> _CHALLENGE_:
Repeat each line of the material below exactly as it appears, minus any pictures.

> _ENTRIES SHOWN_:
— Begin —
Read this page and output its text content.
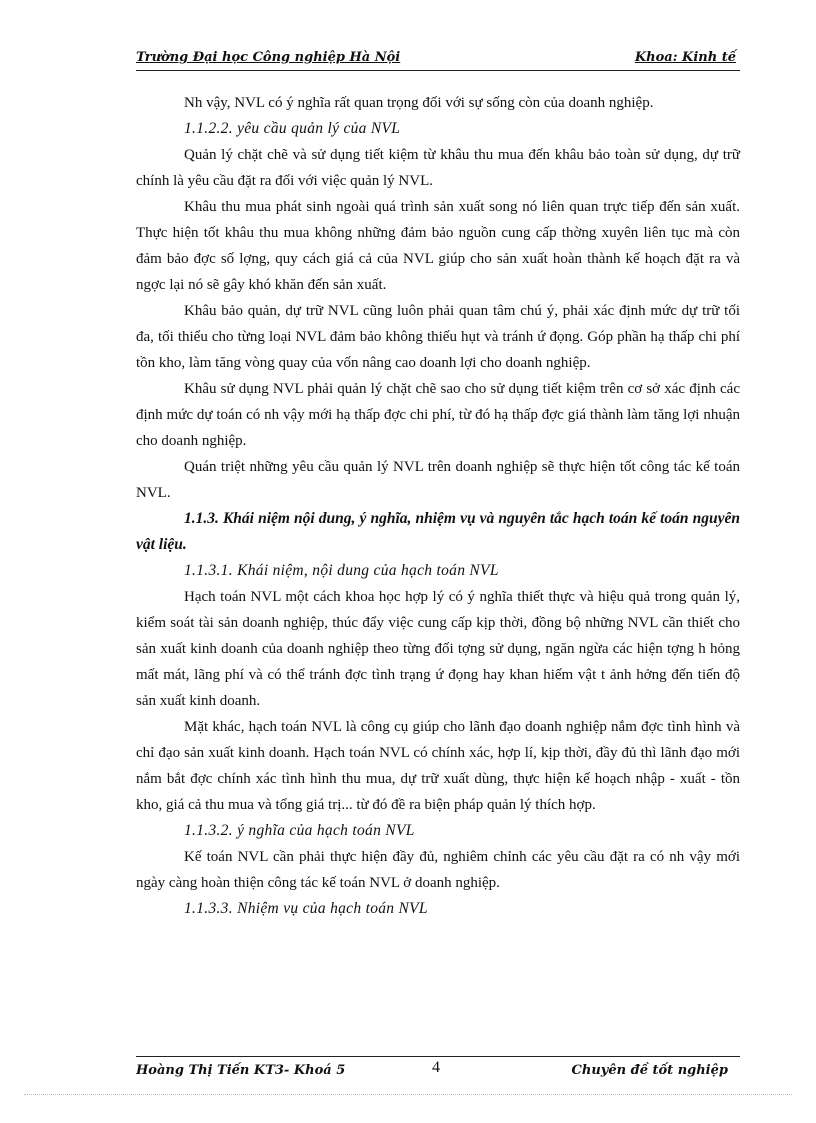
Trường Đại học Công nghiệp Hà Nội	Khoa: Kinh tế

Nh vậy, NVL có ý nghĩa rất quan trọng đối với sự sống còn của doanh nghiệp.

1.1.2.2. yêu cầu quản lý của NVL

Quản lý chặt chẽ và sử dụng tiết kiệm từ khâu thu mua đến khâu bảo toàn sử dụng, dự trữ chính là yêu cầu đặt ra đối với việc quản lý NVL.

Khâu thu mua phát sinh ngoài quá trình sản xuất song nó liên quan trực tiếp đến sản xuất. Thực hiện tốt khâu thu mua không những đảm bảo nguồn cung cấp thờng xuyên liên tục mà còn đảm bảo đợc số lợng, quy cách giá cả của NVL giúp cho sản xuất hoàn thành kế hoạch đặt ra và ngợc lại nó sẽ gây khó khăn đến sản xuất.

Khâu bảo quản, dự trữ NVL cũng luôn phải quan tâm chú ý, phải xác định mức dự trữ tối đa, tối thiểu cho từng loại NVL đảm bảo không thiếu hụt và tránh ứ đọng. Góp phần hạ thấp chi phí tồn kho, làm tăng vòng quay của vốn nâng cao doanh lợi cho doanh nghiệp.

Khâu sử dụng NVL phải quản lý chặt chẽ sao cho sử dụng tiết kiệm trên cơ sở xác định các định mức dự toán có nh vậy mới hạ thấp đợc chi phí, từ đó hạ thấp đợc giá thành làm tăng lợi nhuận cho doanh nghiệp.

Quán triệt những yêu cầu quản lý NVL trên doanh nghiệp sẽ thực hiện tốt công tác kế toán NVL.

1.1.3. Khái niệm nội dung, ý nghĩa, nhiệm vụ và nguyên tắc hạch toán kế toán nguyên vật liệu.

1.1.3.1. Khái niệm, nội dung của hạch toán NVL

Hạch toán NVL một cách khoa học hợp lý có ý nghĩa thiết thực và hiệu quả trong quản lý, kiểm soát tài sản doanh nghiệp, thúc đẩy việc cung cấp kịp thời, đồng bộ những NVL cần thiết cho sản xuất kinh doanh của doanh nghiệp theo từng đối tợng sử dụng, ngăn ngừa các hiện tợng h hỏng mất mát, lãng phí và có thể tránh đợc tình trạng ứ đọng hay khan hiếm vật t ảnh hởng đến tiến độ sản xuất kinh doanh.

Mặt khác, hạch toán NVL là công cụ giúp cho lãnh đạo doanh nghiệp nắm đợc tình hình và chỉ đạo sản xuất kinh doanh. Hạch toán NVL có chính xác, hợp lí, kịp thời, đầy đủ thì lãnh đạo mới nắm bắt đợc chính xác tình hình thu mua, dự trữ xuất dùng, thực hiện kế hoạch nhập - xuất - tồn kho, giá cả thu mua và tổng giá trị... từ đó đề ra biện pháp quản lý thích hợp.

1.1.3.2. ý nghĩa của hạch toán NVL

Kế toán NVL cần phải thực hiện đầy đủ, nghiêm chỉnh các yêu cầu đặt ra có nh vậy mới ngày càng hoàn thiện công tác kế toán NVL ở doanh nghiệp.

1.1.3.3. Nhiệm vụ của hạch toán NVL

Hoàng Thị Tiến KT3- Khoá 5	4	Chuyên đề tốt nghiệp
— End —
> _RESPONSE_:
Read this page and output its text content.
Trường Đại học Công nghiệp Hà Nội	Khoa: Kinh tế

Nh vậy, NVL có ý nghĩa rất quan trọng đối với sự sống còn của doanh nghiệp.

1.1.2.2. yêu cầu quản lý của NVL

Quản lý chặt chẽ và sử dụng tiết kiệm từ khâu thu mua đến khâu bảo toàn sử dụng, dự trữ chính là yêu cầu đặt ra đối với việc quản lý NVL.

Khâu thu mua phát sinh ngoài quá trình sản xuất song nó liên quan trực tiếp đến sản xuất. Thực hiện tốt khâu thu mua không những đảm bảo nguồn cung cấp thờng xuyên liên tục mà còn đảm bảo đợc số lợng, quy cách giá cả của NVL giúp cho sản xuất hoàn thành kế hoạch đặt ra và ngợc lại nó sẽ gây khó khăn đến sản xuất.

Khâu bảo quản, dự trữ NVL cũng luôn phải quan tâm chú ý, phải xác định mức dự trữ tối đa, tối thiểu cho từng loại NVL đảm bảo không thiếu hụt và tránh ứ đọng. Góp phần hạ thấp chi phí tồn kho, làm tăng vòng quay của vốn nâng cao doanh lợi cho doanh nghiệp.

Khâu sử dụng NVL phải quản lý chặt chẽ sao cho sử dụng tiết kiệm trên cơ sở xác định các định mức dự toán có nh vậy mới hạ thấp đợc chi phí, từ đó hạ thấp đợc giá thành làm tăng lợi nhuận cho doanh nghiệp.

Quán triệt những yêu cầu quản lý NVL trên doanh nghiệp sẽ thực hiện tốt công tác kế toán NVL.

1.1.3. Khái niệm nội dung, ý nghĩa, nhiệm vụ và nguyên tắc hạch toán kế toán nguyên vật liệu.

1.1.3.1. Khái niệm, nội dung của hạch toán NVL

Hạch toán NVL một cách khoa học hợp lý có ý nghĩa thiết thực và hiệu quả trong quản lý, kiểm soát tài sản doanh nghiệp, thúc đẩy việc cung cấp kịp thời, đồng bộ những NVL cần thiết cho sản xuất kinh doanh của doanh nghiệp theo từng đối tợng sử dụng, ngăn ngừa các hiện tợng h hỏng mất mát, lãng phí và có thể tránh đợc tình trạng ứ đọng hay khan hiếm vật t ảnh hởng đến tiến độ sản xuất kinh doanh.

Mặt khác, hạch toán NVL là công cụ giúp cho lãnh đạo doanh nghiệp nắm đợc tình hình và chỉ đạo sản xuất kinh doanh. Hạch toán NVL có chính xác, hợp lí, kịp thời, đầy đủ thì lãnh đạo mới nắm bắt đợc chính xác tình hình thu mua, dự trữ xuất dùng, thực hiện kế hoạch nhập - xuất - tồn kho, giá cả thu mua và tổng giá trị... từ đó đề ra biện pháp quản lý thích hợp.

1.1.3.2. ý nghĩa của hạch toán NVL

Kế toán NVL cần phải thực hiện đầy đủ, nghiêm chỉnh các yêu cầu đặt ra có nh vậy mới ngày càng hoàn thiện công tác kế toán NVL ở doanh nghiệp.

1.1.3.3. Nhiệm vụ của hạch toán NVL

Hoàng Thị Tiến KT3- Khoá 5	4	Chuyên đề tốt nghiệp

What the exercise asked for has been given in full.